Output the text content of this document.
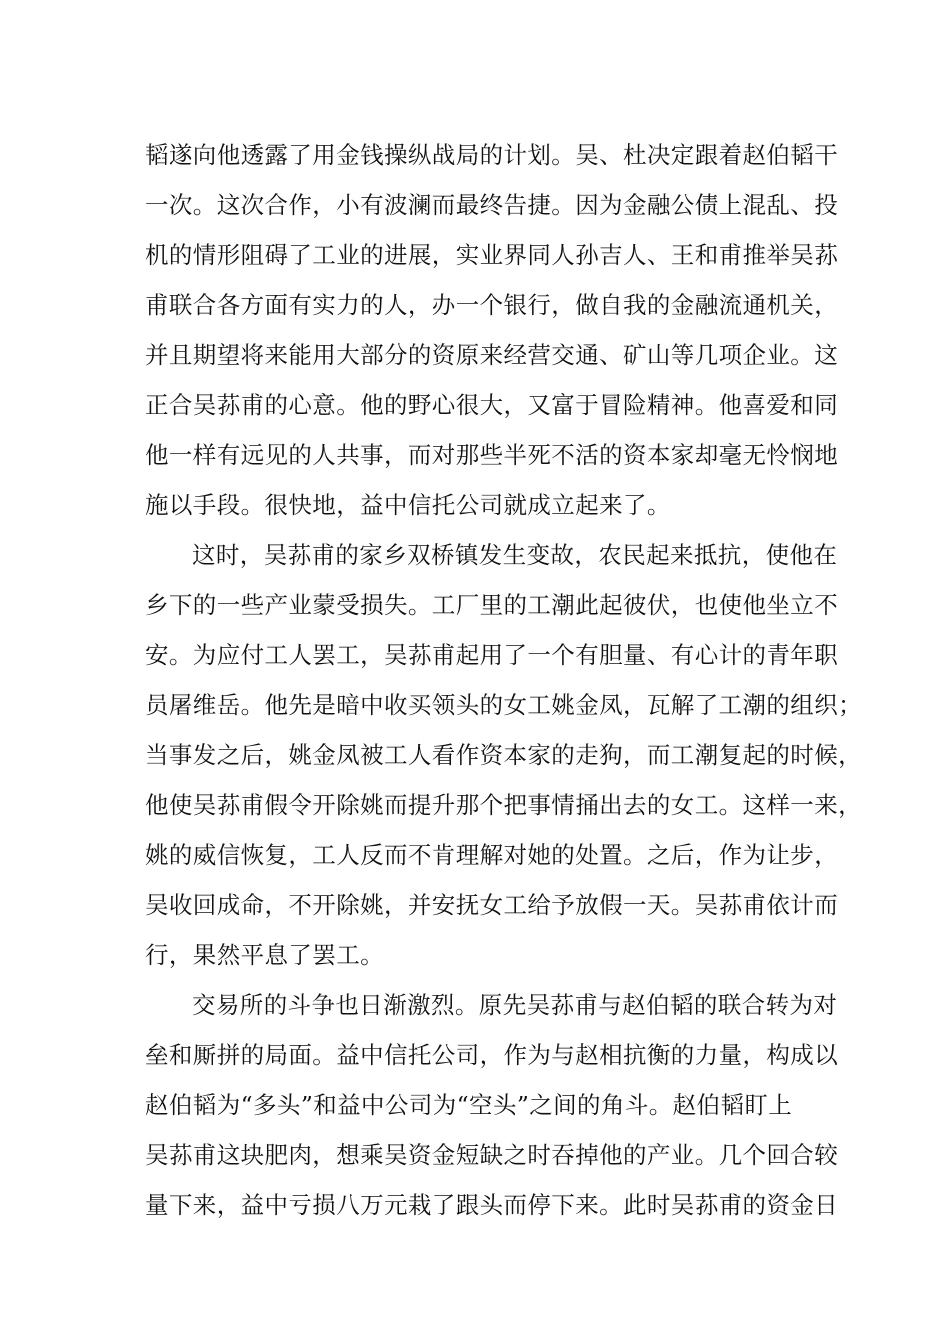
韬遂向他透露了用金钱操纵战局的计划。吴、杜决定跟着赵伯韬干
一次。这次合作，小有波澜而最终告捷。因为金融公债上混乱、投
机的情形阻碍了工业的进展，实业界同人孙吉人、王和甫推举吴荪
甫联合各方面有实力的人，办一个银行，做自我的金融流通机关，
并且期望将来能用大部分的资原来经营交通、矿山等几项企业。这
正合吴荪甫的心意。他的野心很大，又富于冒险精神。他喜爱和同
他一样有远见的人共事，而对那些半死不活的资本家却毫无怜悯地
施以手段。很快地，益中信托公司就成立起来了。
这时，吴荪甫的家乡双桥镇发生变故，农民起来抵抗，使他在
乡下的一些产业蒙受损失。工厂里的工潮此起彼伏，也使他坐立不
安。为应付工人罢工，吴荪甫起用了一个有胆量、有心计的青年职
员屠维岳。他先是暗中收买领头的女工姚金凤，瓦解了工潮的组织；
当事发之后，姚金凤被工人看作资本家的走狗，而工潮复起的时候，
他使吴荪甫假令开除姚而提升那个把事情捅出去的女工。这样一来，
姚的威信恢复，工人反而不肯理解对她的处置。之后，作为让步，
吴收回成命，不开除姚，并安抚女工给予放假一天。吴荪甫依计而
行，果然平息了罢工。
交易所的斗争也日渐激烈。原先吴荪甫与赵伯韬的联合转为对
垒和厮拼的局面。益中信托公司，作为与赵相抗衡的力量，构成以
赵伯韬为“多头”和益中公司为“空头”之间的角斗。赵伯韬盯上
吴荪甫这块肥肉，想乘吴资金短缺之时吞掉他的产业。几个回合较
量下来，益中亏损八万元栽了跟头而停下来。此时吴荪甫的资金日
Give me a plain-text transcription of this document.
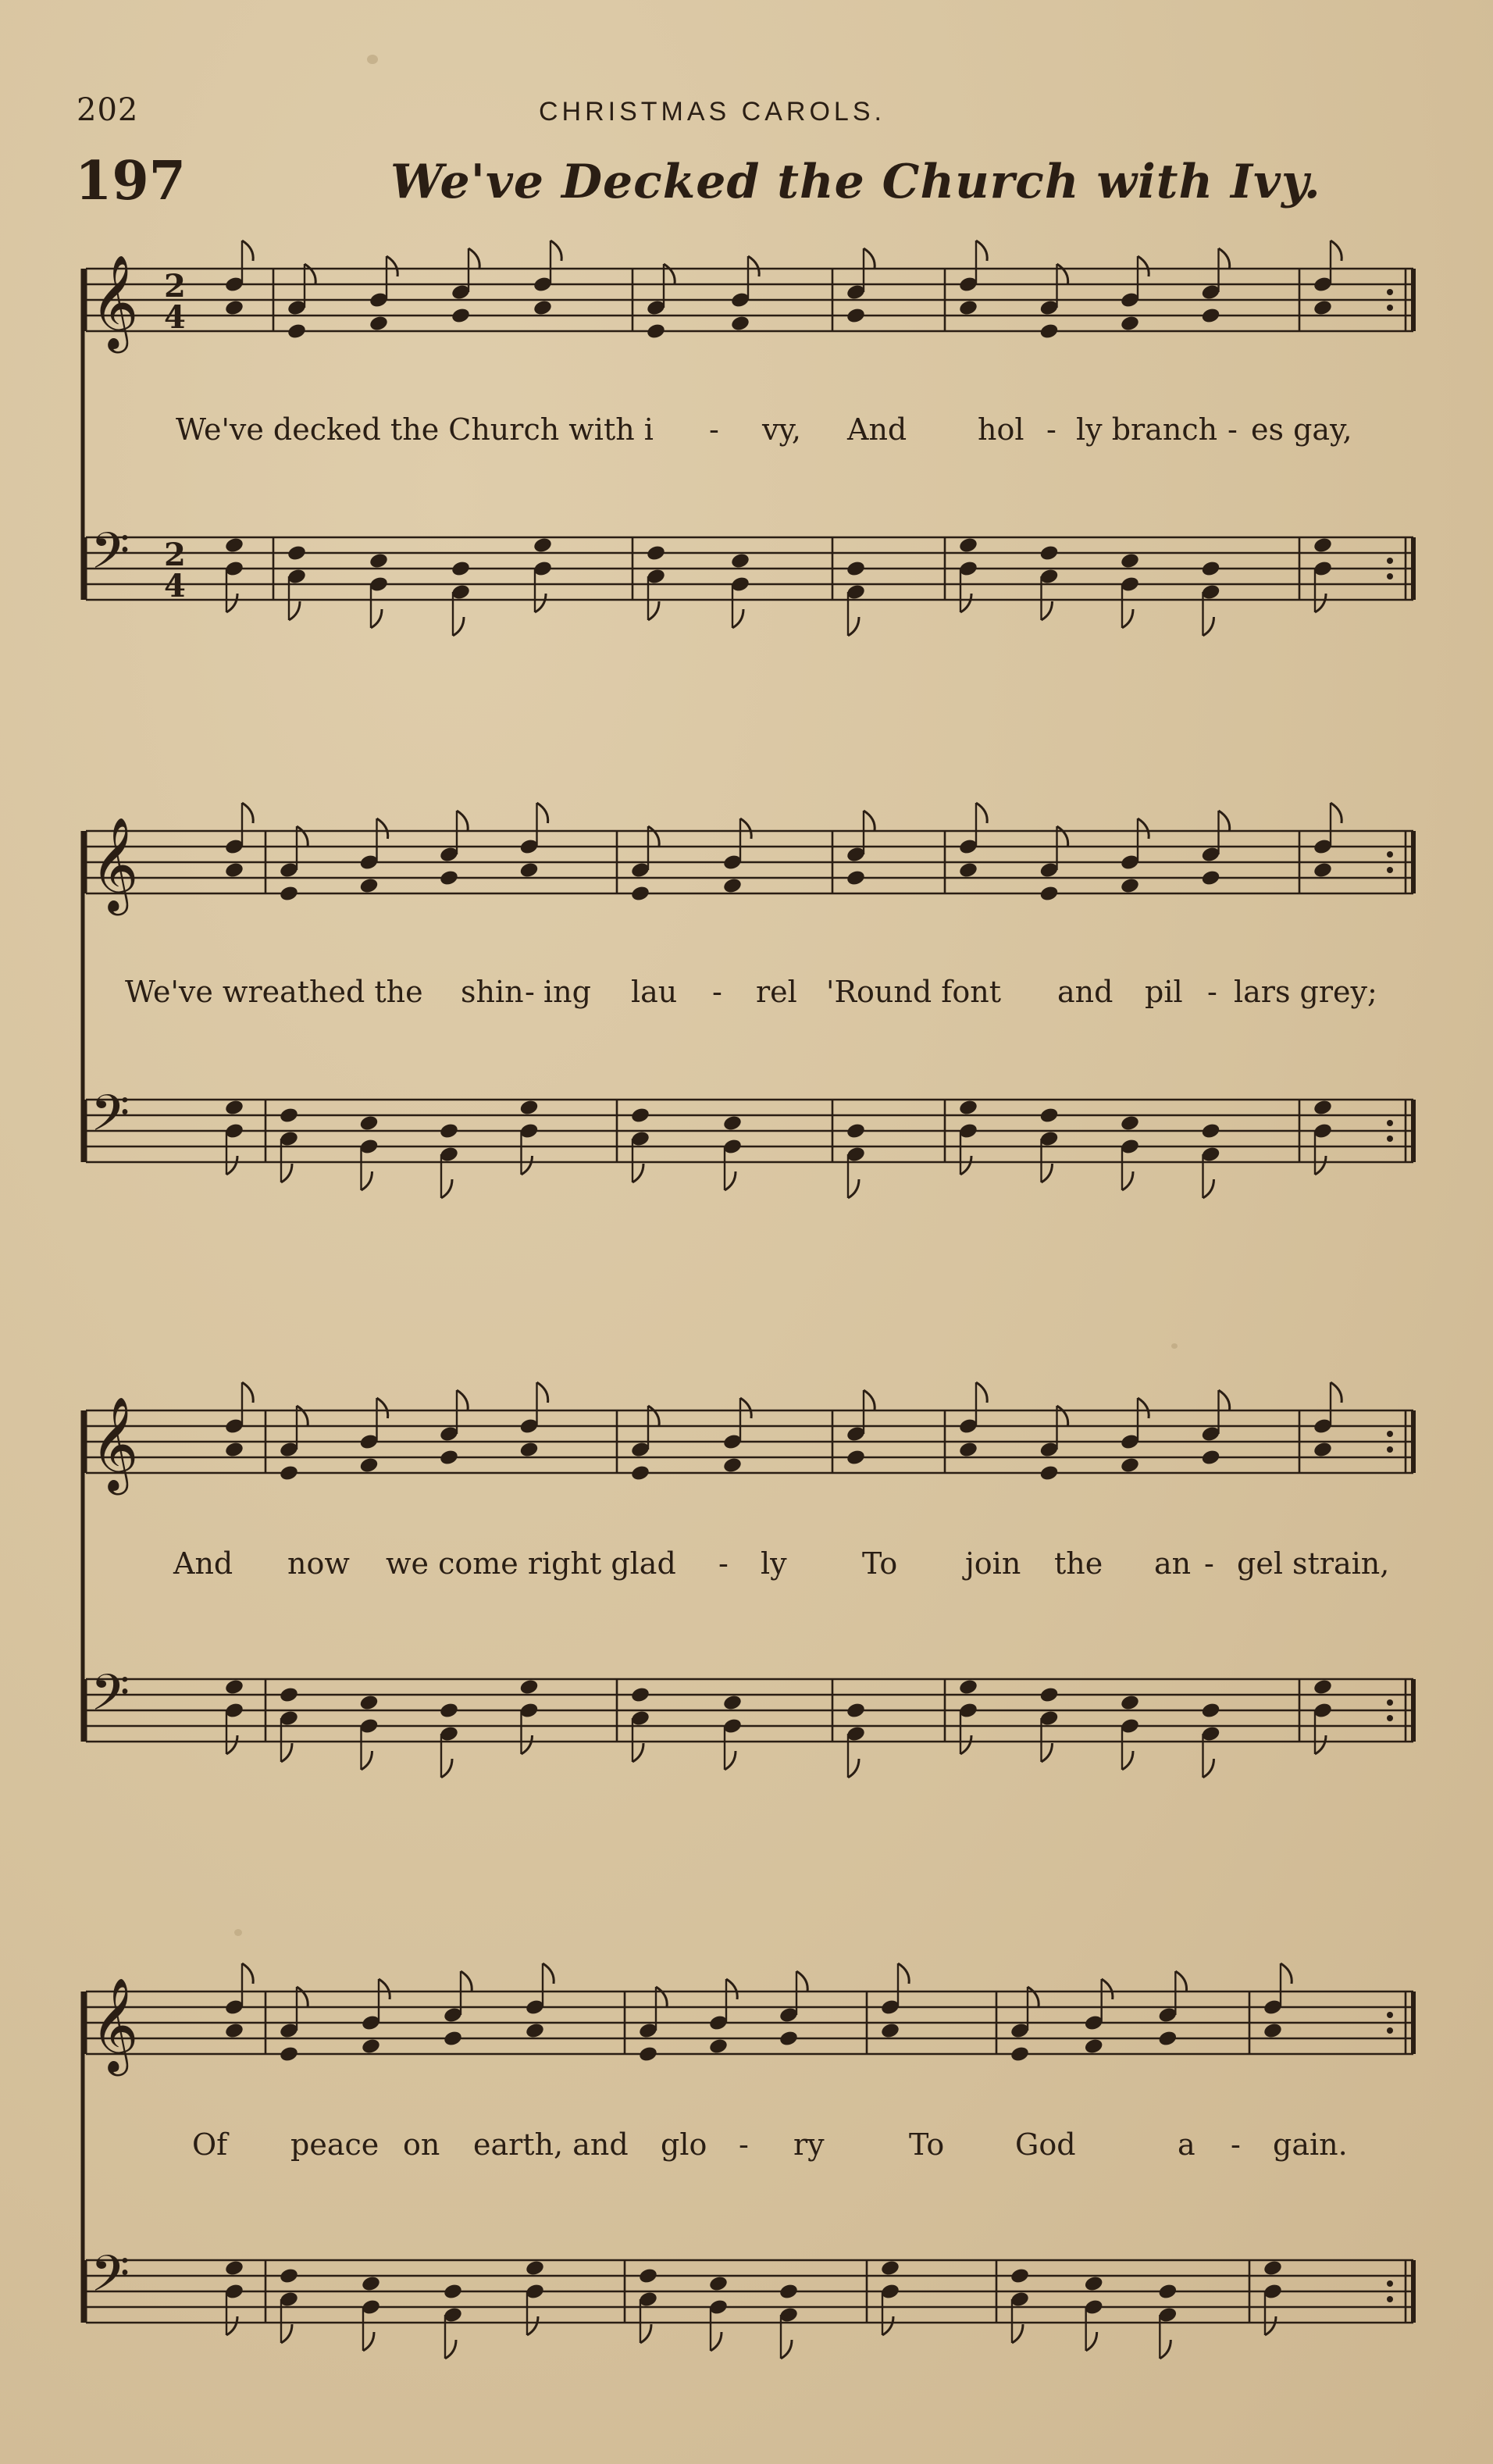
202	CHRISTMAS CAROLS.
197	We've Decked the Church with Ivy.
𝄞
𝄢
2
4
2
4
We've decked the Church with i - vy, And hol - ly branch - es gay,
𝄞
𝄢
We've wreathed the shin - ing lau - rel 'Round font and pil - lars grey;
𝄞
𝄢
And now we come right glad - ly	To join the an - gel strain,
𝄞
𝄢
Of peace on earth, and glo - ry	To God	a - gain.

* _Problem description_:
Write out each entry exactly as given, omitting any picture.

* _Solution to this problem_:
Output the text content of this document.
韬遂向他透露了用金钱操纵战局的计划。吴、杜决定跟着赵伯韬干
一次。这次合作，小有波澜而最终告捷。因为金融公债上混乱、投
机的情形阻碍了工业的进展，实业界同人孙吉人、王和甫推举吴荪
甫联合各方面有实力的人，办一个银行，做自我的金融流通机关，
并且期望将来能用大部分的资原来经营交通、矿山等几项企业。这
正合吴荪甫的心意。他的野心很大，又富于冒险精神。他喜爱和同
他一样有远见的人共事，而对那些半死不活的资本家却毫无怜悯地
施以手段。很快地，益中信托公司就成立起来了。
这时，吴荪甫的家乡双桥镇发生变故，农民起来抵抗，使他在
乡下的一些产业蒙受损失。工厂里的工潮此起彼伏，也使他坐立不
安。为应付工人罢工，吴荪甫起用了一个有胆量、有心计的青年职
员屠维岳。他先是暗中收买领头的女工姚金凤，瓦解了工潮的组织；
当事发之后，姚金凤被工人看作资本家的走狗，而工潮复起的时候，
他使吴荪甫假令开除姚而提升那个把事情捅出去的女工。这样一来，
姚的威信恢复，工人反而不肯理解对她的处置。之后，作为让步，
吴收回成命，不开除姚，并安抚女工给予放假一天。吴荪甫依计而
行，果然平息了罢工。
交易所的斗争也日渐激烈。原先吴荪甫与赵伯韬的联合转为对
垒和厮拼的局面。益中信托公司，作为与赵相抗衡的力量，构成以
赵伯韬为“多头”和益中公司为“空头”之间的角斗。赵伯韬盯上
吴荪甫这块肥肉，想乘吴资金短缺之时吞掉他的产业。几个回合较
量下来，益中亏损八万元栽了跟头而停下来。此时吴荪甫的资金日
Give me a plain-text transcription of this document.
202	CHRISTMAS CAROLS.
197	We've Decked the Church with Ivy.
𝄞
𝄢
2
4
2
4
We've decked the Church with i - vy, And hol - ly branch - es gay,
𝄞
𝄢
We've wreathed the shin - ing lau - rel 'Round font and pil - lars grey;
𝄞
𝄢
And now we come right glad - ly	To join the an - gel strain,
𝄞
𝄢
Of peace on earth, and glo - ry	To God	a - gain.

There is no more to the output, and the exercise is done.